### Document
A Monster’s Expedition

A Monster’s Expedition (Through Puzzling Exhibitions) is a new sort-of-Sokoban-like puzzle game from the creators of Cosmic Express, Sokobond, and, most particularly, A Good Snowman is Hard to Build, which it resembles in a number of ways, starting with the appearance of the player character. Where Snowman had you pushing around large snowballs in the chambers of a hedge maze, Expedition has you push logs around in a network of tiny islands. (The logs start off as trees, but turn into logs when you give them a shove.) The islands and the pushing of cylindrical objects remind me a fair bit of Stephen’s Sausage Roll (which I should get around to finishing sometime), as do the numerous informational plaques. But Expedition is infinitely gentler than SSR, both aesthetically and in terms of difficulty curve.

One of the key factors in this gentleness is that not every island is a puzzle. The islands all exist in a frankly enormous connected space, impressive when you pan around it in fast travel mode. And some of them are just connections between other islands, ways to control the flow. You get from island to island by pushing logs into the water to make bridges or, sometimes, rafts (about which more later). When you get to an island and all it has is a couple of trees in exactly the right positions to make bridges to other islands, it feels like a respite from puzzling, an easy task as a cushion between the hard tasks.

One thing I’m really liking about it is the elegance of the behaviors. Although the rules are complex enough to produce puzzles, they feel simple because they make sense, visually if not logically. Logs move one space if pushed lengthwise, but roll until they hit an obstacle if pushed from the side. You can stand on a stump and walk onto an adjacent log, but you can’t step onto a log directly unless it’s in the water. If a log is in the water, you can walk along it, but attempting to step off laterally just makes it spin in place. This stuff is very easy to internalize. Similarly, the goals are natural and implicit. You’re not trying to push things to demarcated destinations that arbitrarily make doors open. The way that logs bridge gaps to other islands follows naturally from their behavior.

There’s one moment in particular where I was in awe of the designer’s mastery of their craft. Mild spoilers for the game’s beginning follow.

When two logs fall into the same water space, they spontaneously turn into a raft. This is something you discover early on. You can walk on rafts like logs, but unlike logs, you can step off them in any direction, and this seems like the main thing distinguishing them. You reach an island that has a windmill on it — clearly an important landmark that you want to reach, but the way is blocked by a tree, and you can’t push the tree down because the spot you’d have to stand to push it from is water. With a little cleverness, however, you can use a couple of other trees to make a raft there! And so you stand on the raft, and you push the tree, expecting it to fall, but instead, the force of your push launches the raft, sending it drifting far away into unexplored waters, revealing a larger world. It’s at this point that the game displays the title, effectively telling you that you’ve left the prologue and entered the main part of the game, but more importantly reassuring you that what you just did was right. Even though you were tricked into guessing wrong about what was going to happen, the game isn’t going to punish you. Rather, it’s rewarding you with something better than you expected, because it wants you to keep trying things.

### Input rows
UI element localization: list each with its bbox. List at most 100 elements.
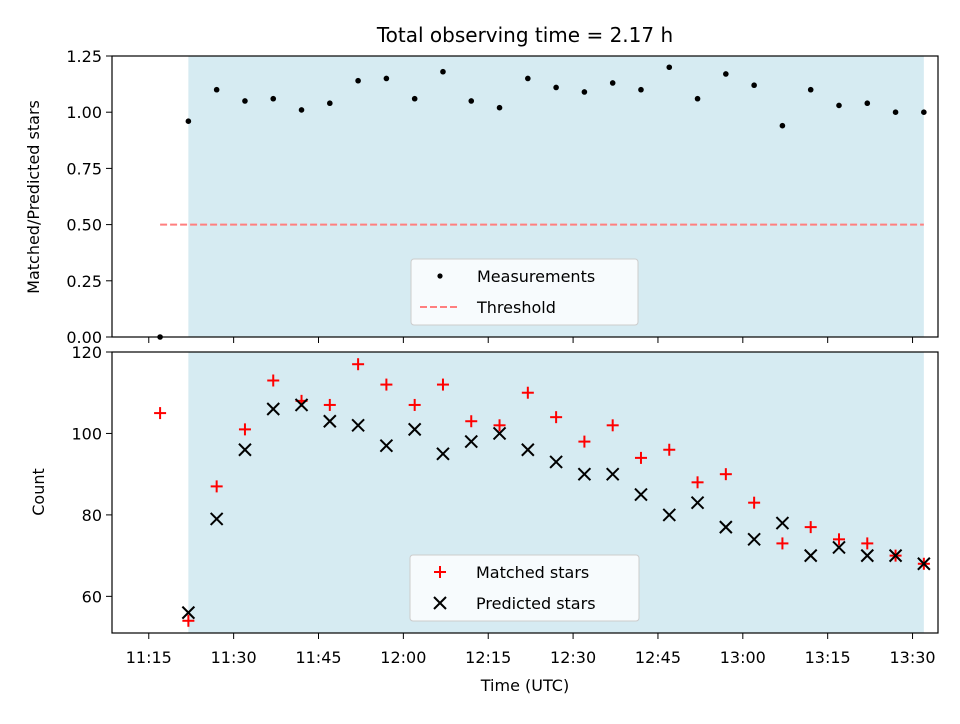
x-axis-label: Time (UTC) (480, 676, 569, 695)
measurement-point (638, 86, 644, 93)
x-stroke-b (351, 418, 365, 433)
matched-star-point (465, 415, 478, 428)
predicted-star-point (209, 512, 224, 526)
matched-star-point (748, 496, 761, 509)
matched-star-point (719, 468, 732, 481)
predicted-star-point (266, 402, 280, 416)
matched-star-point (210, 480, 223, 493)
predicted-star-point (690, 495, 705, 510)
matched-star-point (804, 521, 817, 534)
predicted-star-point (605, 467, 620, 481)
predicted-star-point (464, 434, 478, 449)
x-tick-label: 11:45 (295, 648, 341, 667)
measurement-point (581, 89, 588, 95)
count-y-tick-label: 100 (71, 424, 102, 443)
measurement-point (609, 80, 616, 86)
matched-star-point (832, 533, 845, 546)
x-stroke-b (860, 548, 874, 563)
legend-predicted-label: Predicted stars (476, 594, 596, 613)
predicted-star-point (662, 508, 676, 522)
x-stroke-b (238, 443, 252, 457)
x-tick-label: 12:00 (380, 648, 426, 667)
predicted-star-point (379, 438, 394, 453)
legend-dot-marker (437, 273, 443, 279)
ratio-series-0 (157, 64, 927, 340)
x-stroke-b (379, 438, 394, 453)
measurement-point (864, 100, 871, 107)
predicted-star-point (436, 447, 450, 461)
measurement-point (185, 118, 192, 124)
ratio-y-tick-label: 0.25 (66, 272, 102, 291)
ratio-legend: Measurements Threshold (410, 258, 639, 326)
count-legend: Matched stars Predicted stars (409, 554, 640, 622)
measurement-point (921, 109, 927, 115)
x-stroke-b (407, 422, 422, 437)
x-stroke-b (888, 548, 903, 563)
x-stroke-b (266, 402, 280, 416)
predicted-star-point (775, 516, 790, 530)
matched-star-point (861, 537, 874, 550)
measurement-point (836, 102, 842, 109)
x-stroke-b (605, 467, 620, 481)
matched-star-point (691, 476, 704, 489)
count-plot-area: 60 80 100 120 11:15 11:30 11:45 12:00 12:15 12:30… (71, 343, 939, 667)
count-y-tick-label: 80 (82, 506, 102, 525)
legend-matched-label: Matched stars (476, 563, 589, 582)
matched-star-point (238, 423, 251, 436)
x-stroke-b (294, 398, 309, 412)
matched-star-point (493, 419, 506, 432)
x-stroke-b (803, 548, 818, 563)
predicted-star-point (719, 520, 733, 534)
matched-star-point (606, 419, 619, 432)
x-stroke-b (690, 495, 705, 510)
predicted-star-point (323, 414, 337, 428)
x-stroke-b (577, 467, 592, 481)
measurement-point (242, 98, 248, 104)
measurement-point (327, 100, 333, 107)
predicted-star-point (181, 605, 196, 620)
predicted-star-point (917, 557, 931, 571)
measurement-point (440, 68, 446, 75)
predicted-star-point (803, 548, 818, 563)
x-stroke-b (549, 455, 563, 469)
matched-star-point (550, 411, 563, 424)
predicted-star-point (747, 532, 761, 547)
legend-measurements-label: Measurements (477, 267, 595, 286)
ratio-axes-frame (111, 55, 939, 338)
matched-star-point (663, 443, 676, 456)
measurement-point (411, 95, 418, 102)
x-stroke-b (917, 557, 931, 571)
predicted-star-point (492, 426, 507, 441)
count-series-0 (154, 358, 930, 627)
matched-star-point (521, 386, 534, 399)
measurement-point (723, 71, 729, 77)
predicted-star-point (521, 443, 535, 457)
predicted-star-point (294, 398, 309, 412)
x-stroke-b (464, 434, 478, 449)
x-stroke-b (775, 516, 790, 530)
x-tick-label: 11:15 (126, 648, 172, 667)
matched-star-point (154, 407, 167, 420)
x-stroke-b (832, 540, 846, 555)
matched-star-point (380, 378, 393, 391)
x-tick-label: 11:30 (211, 648, 257, 667)
x-tick-label: 12:45 (635, 648, 681, 667)
x-tick-label: 13:00 (720, 648, 766, 667)
measurement-point (298, 107, 305, 113)
x-stroke-b (492, 426, 507, 441)
x-stroke-b (436, 447, 450, 461)
matched-star-point (267, 374, 280, 387)
matched-star-point (182, 614, 195, 627)
measurement-point (383, 75, 390, 82)
measurement-point (468, 98, 475, 104)
predicted-star-point (577, 467, 592, 481)
x-tick-label: 13:15 (805, 648, 851, 667)
legend-threshold-label: Threshold (476, 298, 556, 317)
measurement-point (270, 95, 277, 102)
measurement-point (694, 95, 701, 102)
predicted-star-point (888, 548, 903, 563)
legend-plus-marker (434, 566, 446, 578)
predicted-star-point (832, 540, 846, 555)
count-y-axis-label: Count (29, 468, 48, 516)
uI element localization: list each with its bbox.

### Task list
[1] Give the lines of the listing from the line with "x-axis-label: Time (UTC) (480, 676, 569, 695)" up to and including the line with "predicted-star-point (605, 467, 620, 481)" again, replacing "matched-star-point" with "matched-star-marker" and leaving everything else unchanged.
[2] Extend the review of A Monster's Expedition past its last sentence.
The listing is unrelated to the review of A Monster's Expedition.

### Responses in order
[1]
x-axis-label: Time (UTC) (480, 676, 569, 695)
measurement-point (638, 86, 644, 93)
x-stroke-b (351, 418, 365, 433)
matched-star-marker (465, 415, 478, 428)
predicted-star-point (209, 512, 224, 526)
matched-star-marker (748, 496, 761, 509)
matched-star-marker (719, 468, 732, 481)
predicted-star-point (266, 402, 280, 416)
matched-star-marker (210, 480, 223, 493)
predicted-star-point (690, 495, 705, 510)
matched-star-marker (804, 521, 817, 534)
predicted-star-point (605, 467, 620, 481)

[2]
I’ve managed to find my way back to the windmill, but I haven’t finished the game yet. On the basis of precedent (particularly Snowman), I expect that eventually everything will feed into a semi-hidden metapuzzle that makes you re-solve old puzzles in new ways. The thing is, even this follows kind of naturally. Because the goals are implicit, they’re flexible. Sure, most islands are set up so that there’s only one useful thing you can do with the logs. But you inevitably consider other possibilities when you haven’t yet figured out what that one thing is.

2 Comments so far

  1. matt w on 13 Sep 2020

    Someone at Electron Dance, or maybe in his Twitter mentions, pointed out that the monster also makes an appearance in Cosmic Express, driving the train. It’s small and easy to miss. And though Sokobond has a much more austere aesthetic than any of this team’s Monster games, the museum plaques here reminded me of that games’ chemical facts (and occasionally nonfacts) as rewards for puzzle solving.

    The gentleness of the design, and the assurance with which the designers introduce the nonobvious travel, is very important to me. In your entry on the Talos Principle I mentioned that “break out of the level to achieve a goal that isn’t the signposted level goal and requires you to work across several apparently self-contained puzzles” stresses me out, in the same way zarfian-cruel games do; I never know when I’ve just locked myself out of something or what I’ve locked myself out of. Electron Dance (Joel Goodwin) mentions that about Monster’s Expedition and there’s a thread in his replies where someone gets very stressed about it.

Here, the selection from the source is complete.